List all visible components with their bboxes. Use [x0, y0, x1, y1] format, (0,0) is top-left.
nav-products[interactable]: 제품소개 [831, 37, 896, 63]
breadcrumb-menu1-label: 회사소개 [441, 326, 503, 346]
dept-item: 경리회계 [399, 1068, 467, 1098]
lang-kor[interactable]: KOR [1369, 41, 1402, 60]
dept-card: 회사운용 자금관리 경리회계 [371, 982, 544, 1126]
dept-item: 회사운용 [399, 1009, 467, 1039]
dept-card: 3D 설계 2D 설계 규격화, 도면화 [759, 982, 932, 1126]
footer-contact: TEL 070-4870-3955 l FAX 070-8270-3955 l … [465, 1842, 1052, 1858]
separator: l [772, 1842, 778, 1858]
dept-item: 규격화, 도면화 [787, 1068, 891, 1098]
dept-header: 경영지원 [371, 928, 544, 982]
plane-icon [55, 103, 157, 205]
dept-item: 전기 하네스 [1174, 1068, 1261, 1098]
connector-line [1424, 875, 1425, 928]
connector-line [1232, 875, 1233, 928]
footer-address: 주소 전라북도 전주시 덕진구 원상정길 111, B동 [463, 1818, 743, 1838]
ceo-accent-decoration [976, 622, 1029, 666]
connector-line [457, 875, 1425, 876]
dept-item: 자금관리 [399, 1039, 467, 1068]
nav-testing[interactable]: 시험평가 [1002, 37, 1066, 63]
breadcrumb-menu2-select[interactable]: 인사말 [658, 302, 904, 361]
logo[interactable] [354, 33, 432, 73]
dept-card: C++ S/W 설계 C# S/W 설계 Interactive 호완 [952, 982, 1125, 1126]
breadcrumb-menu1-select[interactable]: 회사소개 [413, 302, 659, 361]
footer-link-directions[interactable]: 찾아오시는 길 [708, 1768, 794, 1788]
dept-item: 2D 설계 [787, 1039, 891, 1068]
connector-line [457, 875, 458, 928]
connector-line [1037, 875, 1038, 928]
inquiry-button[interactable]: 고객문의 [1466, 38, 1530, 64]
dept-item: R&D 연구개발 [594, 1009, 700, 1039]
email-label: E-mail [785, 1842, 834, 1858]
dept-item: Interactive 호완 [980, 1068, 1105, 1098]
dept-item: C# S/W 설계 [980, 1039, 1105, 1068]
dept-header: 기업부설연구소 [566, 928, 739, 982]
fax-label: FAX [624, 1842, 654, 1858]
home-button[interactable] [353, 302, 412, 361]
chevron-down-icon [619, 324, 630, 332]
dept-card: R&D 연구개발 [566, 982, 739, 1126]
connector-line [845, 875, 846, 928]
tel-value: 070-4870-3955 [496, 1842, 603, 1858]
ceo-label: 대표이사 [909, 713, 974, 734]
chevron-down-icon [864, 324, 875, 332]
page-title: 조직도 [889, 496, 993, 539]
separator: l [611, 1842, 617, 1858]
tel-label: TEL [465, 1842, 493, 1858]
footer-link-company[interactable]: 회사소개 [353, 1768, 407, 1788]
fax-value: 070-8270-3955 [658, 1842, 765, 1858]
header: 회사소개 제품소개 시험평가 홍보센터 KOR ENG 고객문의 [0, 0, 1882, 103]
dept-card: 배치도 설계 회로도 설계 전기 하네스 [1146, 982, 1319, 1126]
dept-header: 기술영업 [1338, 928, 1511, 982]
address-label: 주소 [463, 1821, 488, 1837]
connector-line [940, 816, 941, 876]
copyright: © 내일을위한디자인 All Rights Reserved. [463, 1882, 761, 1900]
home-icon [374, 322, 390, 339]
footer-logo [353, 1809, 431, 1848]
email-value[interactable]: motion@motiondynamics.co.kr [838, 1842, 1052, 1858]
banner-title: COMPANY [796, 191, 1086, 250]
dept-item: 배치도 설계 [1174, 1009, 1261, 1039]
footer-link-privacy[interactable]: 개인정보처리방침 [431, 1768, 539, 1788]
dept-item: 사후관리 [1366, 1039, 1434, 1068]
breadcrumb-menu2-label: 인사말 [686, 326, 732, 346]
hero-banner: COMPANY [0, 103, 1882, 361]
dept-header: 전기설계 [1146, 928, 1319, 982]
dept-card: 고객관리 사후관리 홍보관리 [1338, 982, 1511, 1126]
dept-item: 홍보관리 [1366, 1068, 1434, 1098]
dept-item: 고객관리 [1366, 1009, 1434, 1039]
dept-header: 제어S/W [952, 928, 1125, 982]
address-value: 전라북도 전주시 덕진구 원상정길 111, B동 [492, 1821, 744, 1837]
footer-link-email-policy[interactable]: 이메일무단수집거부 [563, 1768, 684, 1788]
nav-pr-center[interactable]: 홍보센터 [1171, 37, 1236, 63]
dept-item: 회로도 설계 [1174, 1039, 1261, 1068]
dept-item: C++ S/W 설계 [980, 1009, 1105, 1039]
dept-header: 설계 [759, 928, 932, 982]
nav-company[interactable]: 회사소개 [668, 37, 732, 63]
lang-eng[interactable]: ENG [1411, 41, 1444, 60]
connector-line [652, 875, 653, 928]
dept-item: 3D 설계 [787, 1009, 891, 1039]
⁂
— Task requirements —
Recast every row above as a numbered list, leaving out any blank lines.

— Output for this exercise —
1. List all visible components with their bboxes. Use [x0, y0, x1, y1] format, (0,0) is top-left.
2. nav-products[interactable]: 제품소개 [831, 37, 896, 63]
3. breadcrumb-menu1-label: 회사소개 [441, 326, 503, 346]
4. dept-item: 경리회계 [399, 1068, 467, 1098]
5. lang-kor[interactable]: KOR [1369, 41, 1402, 60]
6. dept-card: 회사운용 자금관리 경리회계 [371, 982, 544, 1126]
7. dept-item: 회사운용 [399, 1009, 467, 1039]
8. dept-card: 3D 설계 2D 설계 규격화, 도면화 [759, 982, 932, 1126]
9. footer-contact: TEL 070-4870-3955 l FAX 070-8270-3955 l … [465, 1842, 1052, 1858]
10. separator: l [772, 1842, 778, 1858]
11. dept-item: 규격화, 도면화 [787, 1068, 891, 1098]
12. dept-header: 경영지원 [371, 928, 544, 982]
13. plane-icon [55, 103, 157, 205]
14. dept-item: 전기 하네스 [1174, 1068, 1261, 1098]
15. connector-line [1424, 875, 1425, 928]
16. connector-line [1232, 875, 1233, 928]
17. footer-address: 주소 전라북도 전주시 덕진구 원상정길 111, B동 [463, 1818, 743, 1838]
18. ceo-accent-decoration [976, 622, 1029, 666]
19. connector-line [457, 875, 1425, 876]
20. dept-item: 자금관리 [399, 1039, 467, 1068]
21. nav-testing[interactable]: 시험평가 [1002, 37, 1066, 63]
22. breadcrumb-menu2-select[interactable]: 인사말 [658, 302, 904, 361]
23. logo[interactable] [354, 33, 432, 73]
24. dept-card: C++ S/W 설계 C# S/W 설계 Interactive 호완 [952, 982, 1125, 1126]
25. breadcrumb-menu1-select[interactable]: 회사소개 [413, 302, 659, 361]
26. footer-link-directions[interactable]: 찾아오시는 길 [708, 1768, 794, 1788]
27. dept-item: 2D 설계 [787, 1039, 891, 1068]
28. connector-line [457, 875, 458, 928]
29. connector-line [1037, 875, 1038, 928]
30. inquiry-button[interactable]: 고객문의 [1466, 38, 1530, 64]
31. dept-item: R&D 연구개발 [594, 1009, 700, 1039]
32. email-label: E-mail [785, 1842, 834, 1858]
33. dept-item: Interactive 호완 [980, 1068, 1105, 1098]
34. dept-item: C# S/W 설계 [980, 1039, 1105, 1068]
35. dept-header: 기업부설연구소 [566, 928, 739, 982]
36. fax-label: FAX [624, 1842, 654, 1858]
37. home-button[interactable] [353, 302, 412, 361]
38. chevron-down-icon [619, 324, 630, 332]
39. dept-card: R&D 연구개발 [566, 982, 739, 1126]
40. connector-line [845, 875, 846, 928]
41. tel-value: 070-4870-3955 [496, 1842, 603, 1858]
42. ceo-label: 대표이사 [909, 713, 974, 734]
43. chevron-down-icon [864, 324, 875, 332]
44. page-title: 조직도 [889, 496, 993, 539]
45. separator: l [611, 1842, 617, 1858]
46. tel-label: TEL [465, 1842, 493, 1858]
47. footer-link-company[interactable]: 회사소개 [353, 1768, 407, 1788]
48. fax-value: 070-8270-3955 [658, 1842, 765, 1858]
49. header: 회사소개 제품소개 시험평가 홍보센터 KOR ENG 고객문의 [0, 0, 1882, 103]
50. dept-card: 배치도 설계 회로도 설계 전기 하네스 [1146, 982, 1319, 1126]
51. dept-header: 기술영업 [1338, 928, 1511, 982]
52. address-label: 주소 [463, 1821, 488, 1837]
53. connector-line [940, 816, 941, 876]
54. copyright: © 내일을위한디자인 All Rights Reserved. [463, 1882, 761, 1900]
55. home-icon [374, 322, 390, 339]
56. footer-logo [353, 1809, 431, 1848]
57. email-value[interactable]: motion@motiondynamics.co.kr [838, 1842, 1052, 1858]
58. banner-title: COMPANY [796, 191, 1086, 250]
59. dept-item: 배치도 설계 [1174, 1009, 1261, 1039]
60. footer-link-privacy[interactable]: 개인정보처리방침 [431, 1768, 539, 1788]
61. dept-item: 사후관리 [1366, 1039, 1434, 1068]
62. breadcrumb-menu2-label: 인사말 [686, 326, 732, 346]
63. hero-banner: COMPANY [0, 103, 1882, 361]
64. dept-header: 전기설계 [1146, 928, 1319, 982]
65. dept-card: 고객관리 사후관리 홍보관리 [1338, 982, 1511, 1126]
66. dept-item: 홍보관리 [1366, 1068, 1434, 1098]
67. dept-item: 고객관리 [1366, 1009, 1434, 1039]
68. dept-header: 제어S/W [952, 928, 1125, 982]
69. address-value: 전라북도 전주시 덕진구 원상정길 111, B동 [492, 1821, 744, 1837]
70. footer-link-email-policy[interactable]: 이메일무단수집거부 [563, 1768, 684, 1788]
71. nav-pr-center[interactable]: 홍보센터 [1171, 37, 1236, 63]
72. dept-item: 회로도 설계 [1174, 1039, 1261, 1068]
73. dept-item: C++ S/W 설계 [980, 1009, 1105, 1039]
74. dept-header: 설계 [759, 928, 932, 982]
75. nav-company[interactable]: 회사소개 [668, 37, 732, 63]
76. lang-eng[interactable]: ENG [1411, 41, 1444, 60]
77. connector-line [652, 875, 653, 928]
78. dept-item: 3D 설계 [787, 1009, 891, 1039]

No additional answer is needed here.